CLÁUDIA e ÉDIO fazem dois lindos trabalhos de composição de personagens.
Comovem por seu talento e pela forma como mergulharam neles. Segurei-me, até o
final, para não chorar; afinal de contas, é TEATRO, tudo “de mentirinha”. Só que, por trás daquela “mentirinha”,
há dois aspectos a realçar: primeiro, aquela ficção reproduz muitas verdades do
dia a dia; segundo, a interpretação dos atores é tão natural e envolvente, que
nós, a plateia, é que quebramos a quarta parede e nos transportamos,
completamente, para aqueles dramas, amenizados por algumas “brincadeirinhas”, o
rir da própria desgraça, tão convincente é o trabalho dos atores. A facilidade com
que ambos passeiam pelas já citadas cinco décadas, entrando nos personagens e
saindo deles, ora mais jovens, ora mais velhos, é de uma naturalidade
espantosa, sem maiores recursos, a não ser, como já adiantei, um pouco acima, acessórios, além do próprio corpo (posturas) e das modulações de voz. É
bonito ver a ternura que ambos passam, um pelo outro, o nível de respeito,
consideração e reconhecimento de uma amizade recíproca, tão difícil de ser
encontrada nos dias de hoje, menos, ainda, de ser conservada por cinquenta
anos.

MATERIAL FORNECIDO:
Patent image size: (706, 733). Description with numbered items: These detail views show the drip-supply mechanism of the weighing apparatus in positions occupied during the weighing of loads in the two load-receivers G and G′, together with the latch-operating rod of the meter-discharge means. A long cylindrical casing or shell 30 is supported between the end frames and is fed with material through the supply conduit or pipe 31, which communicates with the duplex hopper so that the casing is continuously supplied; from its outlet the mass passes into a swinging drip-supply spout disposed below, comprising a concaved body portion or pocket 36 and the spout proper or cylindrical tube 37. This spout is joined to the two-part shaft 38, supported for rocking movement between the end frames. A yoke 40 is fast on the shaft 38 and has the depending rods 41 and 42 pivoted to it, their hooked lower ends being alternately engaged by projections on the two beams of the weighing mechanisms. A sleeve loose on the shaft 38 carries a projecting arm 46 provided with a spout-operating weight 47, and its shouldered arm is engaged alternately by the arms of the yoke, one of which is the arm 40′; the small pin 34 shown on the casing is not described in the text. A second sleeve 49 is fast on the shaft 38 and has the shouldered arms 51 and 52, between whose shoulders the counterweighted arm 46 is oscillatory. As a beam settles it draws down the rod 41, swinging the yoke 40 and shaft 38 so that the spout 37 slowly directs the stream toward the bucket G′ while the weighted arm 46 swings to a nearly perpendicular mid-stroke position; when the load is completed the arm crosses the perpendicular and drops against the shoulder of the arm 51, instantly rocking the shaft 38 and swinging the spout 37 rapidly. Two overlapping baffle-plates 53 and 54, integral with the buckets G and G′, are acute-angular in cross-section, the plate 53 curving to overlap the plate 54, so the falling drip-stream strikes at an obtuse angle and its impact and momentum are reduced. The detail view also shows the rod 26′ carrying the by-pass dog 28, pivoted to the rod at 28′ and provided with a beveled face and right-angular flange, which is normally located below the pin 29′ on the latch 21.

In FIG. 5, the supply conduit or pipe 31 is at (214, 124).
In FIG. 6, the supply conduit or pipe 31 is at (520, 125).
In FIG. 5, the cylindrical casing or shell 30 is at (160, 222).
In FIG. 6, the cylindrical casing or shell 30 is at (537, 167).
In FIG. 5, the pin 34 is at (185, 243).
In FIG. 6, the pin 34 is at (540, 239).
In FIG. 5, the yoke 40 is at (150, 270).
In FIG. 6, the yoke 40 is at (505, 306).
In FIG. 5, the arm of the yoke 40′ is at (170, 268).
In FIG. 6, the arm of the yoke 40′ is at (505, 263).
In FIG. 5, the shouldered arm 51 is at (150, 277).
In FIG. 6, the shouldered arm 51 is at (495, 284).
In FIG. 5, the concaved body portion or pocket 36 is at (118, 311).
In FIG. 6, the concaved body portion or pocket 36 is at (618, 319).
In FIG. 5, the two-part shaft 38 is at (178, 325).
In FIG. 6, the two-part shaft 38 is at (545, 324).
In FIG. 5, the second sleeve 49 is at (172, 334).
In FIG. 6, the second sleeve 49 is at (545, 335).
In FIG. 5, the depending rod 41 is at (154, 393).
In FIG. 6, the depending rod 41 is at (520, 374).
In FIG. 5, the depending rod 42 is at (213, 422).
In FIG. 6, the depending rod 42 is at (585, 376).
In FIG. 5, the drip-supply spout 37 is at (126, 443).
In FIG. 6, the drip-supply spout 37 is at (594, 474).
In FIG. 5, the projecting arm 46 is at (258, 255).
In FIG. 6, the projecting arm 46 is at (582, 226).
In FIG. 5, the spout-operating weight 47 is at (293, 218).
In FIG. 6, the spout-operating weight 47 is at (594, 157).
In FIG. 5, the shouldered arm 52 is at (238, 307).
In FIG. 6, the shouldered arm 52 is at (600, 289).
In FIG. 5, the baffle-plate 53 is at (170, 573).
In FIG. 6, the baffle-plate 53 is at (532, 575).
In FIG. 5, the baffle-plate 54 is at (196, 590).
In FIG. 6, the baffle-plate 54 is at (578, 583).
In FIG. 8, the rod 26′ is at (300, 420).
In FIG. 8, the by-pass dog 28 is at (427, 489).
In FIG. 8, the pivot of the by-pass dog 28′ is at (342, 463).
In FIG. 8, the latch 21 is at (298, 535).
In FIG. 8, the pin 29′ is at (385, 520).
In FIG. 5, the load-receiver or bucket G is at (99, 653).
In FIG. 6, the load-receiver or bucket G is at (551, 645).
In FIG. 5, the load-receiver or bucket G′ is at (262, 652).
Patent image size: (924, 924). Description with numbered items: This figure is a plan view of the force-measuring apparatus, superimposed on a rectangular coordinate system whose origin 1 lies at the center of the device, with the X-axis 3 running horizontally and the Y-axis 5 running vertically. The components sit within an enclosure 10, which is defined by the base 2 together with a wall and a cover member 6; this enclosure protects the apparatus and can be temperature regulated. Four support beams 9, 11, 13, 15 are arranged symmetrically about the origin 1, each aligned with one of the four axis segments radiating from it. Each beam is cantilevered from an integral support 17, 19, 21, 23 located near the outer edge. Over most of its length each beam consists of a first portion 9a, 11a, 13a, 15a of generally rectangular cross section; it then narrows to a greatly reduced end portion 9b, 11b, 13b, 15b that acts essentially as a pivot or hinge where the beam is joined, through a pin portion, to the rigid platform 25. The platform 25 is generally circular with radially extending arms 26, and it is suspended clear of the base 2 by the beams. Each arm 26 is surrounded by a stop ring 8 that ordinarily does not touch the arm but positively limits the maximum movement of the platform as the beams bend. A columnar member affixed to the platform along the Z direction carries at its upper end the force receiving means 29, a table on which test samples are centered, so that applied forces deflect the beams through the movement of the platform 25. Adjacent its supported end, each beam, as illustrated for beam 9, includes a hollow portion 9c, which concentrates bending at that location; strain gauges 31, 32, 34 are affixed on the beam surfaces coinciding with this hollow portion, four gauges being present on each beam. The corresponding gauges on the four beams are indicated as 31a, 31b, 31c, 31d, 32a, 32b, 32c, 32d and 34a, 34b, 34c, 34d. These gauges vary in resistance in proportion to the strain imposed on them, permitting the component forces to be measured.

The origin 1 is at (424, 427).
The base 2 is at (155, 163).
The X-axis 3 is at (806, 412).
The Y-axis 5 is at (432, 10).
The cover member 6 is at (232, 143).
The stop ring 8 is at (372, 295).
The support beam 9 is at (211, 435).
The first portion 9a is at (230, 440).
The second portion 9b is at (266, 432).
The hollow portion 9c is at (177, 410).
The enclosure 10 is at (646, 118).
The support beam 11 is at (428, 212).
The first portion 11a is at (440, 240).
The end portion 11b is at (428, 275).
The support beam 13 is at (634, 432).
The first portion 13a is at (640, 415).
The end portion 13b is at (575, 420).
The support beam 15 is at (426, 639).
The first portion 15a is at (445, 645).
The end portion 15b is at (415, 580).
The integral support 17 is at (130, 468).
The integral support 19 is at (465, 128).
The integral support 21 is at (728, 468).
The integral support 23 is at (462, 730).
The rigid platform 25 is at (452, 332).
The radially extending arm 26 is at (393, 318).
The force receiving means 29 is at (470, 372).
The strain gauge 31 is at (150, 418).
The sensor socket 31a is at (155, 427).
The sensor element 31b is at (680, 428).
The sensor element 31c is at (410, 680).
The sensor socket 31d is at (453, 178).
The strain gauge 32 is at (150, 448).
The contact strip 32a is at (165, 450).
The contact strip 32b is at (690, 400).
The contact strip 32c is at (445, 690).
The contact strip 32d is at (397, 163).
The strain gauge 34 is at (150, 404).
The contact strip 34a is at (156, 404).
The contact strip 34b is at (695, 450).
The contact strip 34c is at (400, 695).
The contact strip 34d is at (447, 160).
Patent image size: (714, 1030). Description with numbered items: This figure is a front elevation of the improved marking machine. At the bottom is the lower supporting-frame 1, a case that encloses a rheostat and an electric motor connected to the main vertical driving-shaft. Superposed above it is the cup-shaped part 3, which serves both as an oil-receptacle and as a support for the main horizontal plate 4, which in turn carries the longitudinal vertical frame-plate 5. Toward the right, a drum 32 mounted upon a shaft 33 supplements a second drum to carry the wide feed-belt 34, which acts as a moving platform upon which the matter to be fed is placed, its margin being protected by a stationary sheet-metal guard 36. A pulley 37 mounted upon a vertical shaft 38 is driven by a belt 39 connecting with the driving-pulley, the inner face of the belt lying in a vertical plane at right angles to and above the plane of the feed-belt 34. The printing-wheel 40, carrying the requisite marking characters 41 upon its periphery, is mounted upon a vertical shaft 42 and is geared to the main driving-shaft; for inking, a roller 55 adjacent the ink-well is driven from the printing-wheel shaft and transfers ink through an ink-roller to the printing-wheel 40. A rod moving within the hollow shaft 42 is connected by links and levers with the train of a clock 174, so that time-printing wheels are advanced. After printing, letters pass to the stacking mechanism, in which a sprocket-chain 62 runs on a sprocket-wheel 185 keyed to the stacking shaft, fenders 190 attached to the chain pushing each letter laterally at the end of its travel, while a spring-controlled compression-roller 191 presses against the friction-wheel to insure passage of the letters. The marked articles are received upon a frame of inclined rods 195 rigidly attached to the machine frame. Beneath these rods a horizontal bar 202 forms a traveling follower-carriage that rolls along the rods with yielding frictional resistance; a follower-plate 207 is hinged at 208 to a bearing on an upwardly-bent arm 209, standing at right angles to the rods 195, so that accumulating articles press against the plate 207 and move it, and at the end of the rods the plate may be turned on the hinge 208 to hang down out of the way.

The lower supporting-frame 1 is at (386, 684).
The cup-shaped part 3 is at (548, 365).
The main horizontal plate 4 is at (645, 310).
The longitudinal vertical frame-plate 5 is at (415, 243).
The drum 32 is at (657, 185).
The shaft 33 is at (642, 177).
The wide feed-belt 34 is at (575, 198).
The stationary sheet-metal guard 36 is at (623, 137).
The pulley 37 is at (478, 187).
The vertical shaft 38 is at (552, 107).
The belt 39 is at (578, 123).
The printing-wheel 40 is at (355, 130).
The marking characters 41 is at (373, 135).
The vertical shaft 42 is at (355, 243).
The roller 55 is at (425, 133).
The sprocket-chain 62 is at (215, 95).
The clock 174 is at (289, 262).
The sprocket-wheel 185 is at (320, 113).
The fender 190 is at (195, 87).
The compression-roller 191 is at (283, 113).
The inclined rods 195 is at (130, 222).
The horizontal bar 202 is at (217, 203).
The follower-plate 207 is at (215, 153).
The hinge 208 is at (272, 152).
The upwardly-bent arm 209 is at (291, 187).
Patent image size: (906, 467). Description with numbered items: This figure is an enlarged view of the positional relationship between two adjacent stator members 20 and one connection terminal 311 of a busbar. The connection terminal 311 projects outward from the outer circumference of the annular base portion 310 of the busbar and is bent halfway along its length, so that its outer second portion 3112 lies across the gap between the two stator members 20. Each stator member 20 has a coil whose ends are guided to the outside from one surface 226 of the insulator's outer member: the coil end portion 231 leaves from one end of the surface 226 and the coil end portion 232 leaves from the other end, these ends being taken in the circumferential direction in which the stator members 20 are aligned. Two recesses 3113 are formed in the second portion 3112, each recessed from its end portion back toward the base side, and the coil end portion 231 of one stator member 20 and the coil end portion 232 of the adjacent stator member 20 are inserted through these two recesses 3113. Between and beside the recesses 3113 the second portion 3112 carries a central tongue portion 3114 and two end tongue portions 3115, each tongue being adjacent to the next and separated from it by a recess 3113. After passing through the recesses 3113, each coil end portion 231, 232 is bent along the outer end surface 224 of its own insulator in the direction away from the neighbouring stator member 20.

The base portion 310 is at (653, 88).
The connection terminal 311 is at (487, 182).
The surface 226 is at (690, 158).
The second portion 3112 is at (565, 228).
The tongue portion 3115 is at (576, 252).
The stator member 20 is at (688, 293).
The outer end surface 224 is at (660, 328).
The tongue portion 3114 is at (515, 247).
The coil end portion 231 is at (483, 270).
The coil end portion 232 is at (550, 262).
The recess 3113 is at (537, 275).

INSTRUÇÕES DA TAREFA: Segundo o texto sobre a peça, além de acessórios, de que recursos os atores se valem para passar pelas cinco décadas?

RESPOSTA DA TAREFA: Do próprio corpo (posturas) e das modulações de voz.